INSTRUCTIONS FOR THE TASK: Pictures stay out of the copy; set down each line of the listing below exactly.

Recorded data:

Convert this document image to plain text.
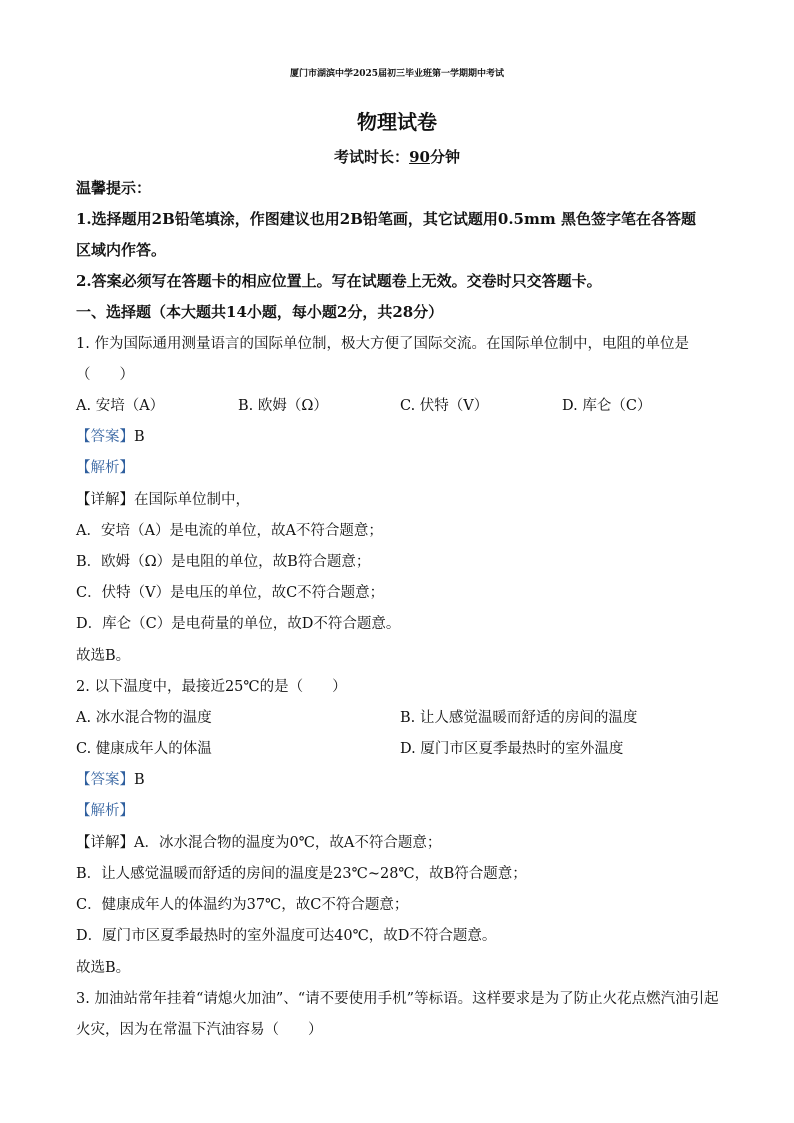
厦门市湖滨中学2025届初三毕业班第一学期期中考试
物理试卷
考试时长：90分钟
温馨提示：
1.选择题用2B铅笔填涂，作图建议也用2B铅笔画，其它试题用0.5mm 黑色签字笔在各答题
区域内作答。
2.答案必须写在答题卡的相应位置上。写在试题卷上无效。交卷时只交答题卡。
一、选择题（本大题共14小题，每小题2分，共28分）
1. 作为国际通用测量语言的国际单位制，极大方便了国际交流。在国际单位制中，电阻的单位是
（　　）
A. 安培（A）	B. 欧姆（Ω）	C. 伏特（V）	D. 库仑（C）
【答案】B
【解析】
【详解】在国际单位制中，
A．安培（A）是电流的单位，故A不符合题意；
B．欧姆（Ω）是电阻的单位，故B符合题意；
C．伏特（V）是电压的单位，故C不符合题意；
D．库仑（C）是电荷量的单位，故D不符合题意。
故选B。
2. 以下温度中，最接近25℃的是（　　）
A. 冰水混合物的温度	B. 让人感觉温暖而舒适的房间的温度
C. 健康成年人的体温	D. 厦门市区夏季最热时的室外温度
【答案】B
【解析】
【详解】A．冰水混合物的温度为0℃，故A不符合题意；
B．让人感觉温暖而舒适的房间的温度是23℃~28℃，故B符合题意；
C．健康成年人的体温约为37℃，故C不符合题意；
D．厦门市区夏季最热时的室外温度可达40℃，故D不符合题意。
故选B。
3. 加油站常年挂着“请熄火加油”、“请不要使用手机”等标语。这样要求是为了防止火花点燃汽油引起
火灾，因为在常温下汽油容易（　　）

FULL OUTPUT:
Convert this document image to plain text.
厦门市湖滨中学2025届初三毕业班第一学期期中考试
物理试卷
考试时长：90分钟
温馨提示：
1.选择题用2B铅笔填涂，作图建议也用2B铅笔画，其它试题用0.5mm 黑色签字笔在各答题
区域内作答。
2.答案必须写在答题卡的相应位置上。写在试题卷上无效。交卷时只交答题卡。
一、选择题（本大题共14小题，每小题2分，共28分）
1. 作为国际通用测量语言的国际单位制，极大方便了国际交流。在国际单位制中，电阻的单位是
（　　）
A. 安培（A）	B. 欧姆（Ω）	C. 伏特（V）	D. 库仑（C）
【答案】B
【解析】
【详解】在国际单位制中，
A．安培（A）是电流的单位，故A不符合题意；
B．欧姆（Ω）是电阻的单位，故B符合题意；
C．伏特（V）是电压的单位，故C不符合题意；
D．库仑（C）是电荷量的单位，故D不符合题意。
故选B。
2. 以下温度中，最接近25℃的是（　　）
A. 冰水混合物的温度	B. 让人感觉温暖而舒适的房间的温度
C. 健康成年人的体温	D. 厦门市区夏季最热时的室外温度
【答案】B
【解析】
【详解】A．冰水混合物的温度为0℃，故A不符合题意；
B．让人感觉温暖而舒适的房间的温度是23℃~28℃，故B符合题意；
C．健康成年人的体温约为37℃，故C不符合题意；
D．厦门市区夏季最热时的室外温度可达40℃，故D不符合题意。
故选B。
3. 加油站常年挂着“请熄火加油”、“请不要使用手机”等标语。这样要求是为了防止火花点燃汽油引起
火灾，因为在常温下汽油容易（　　）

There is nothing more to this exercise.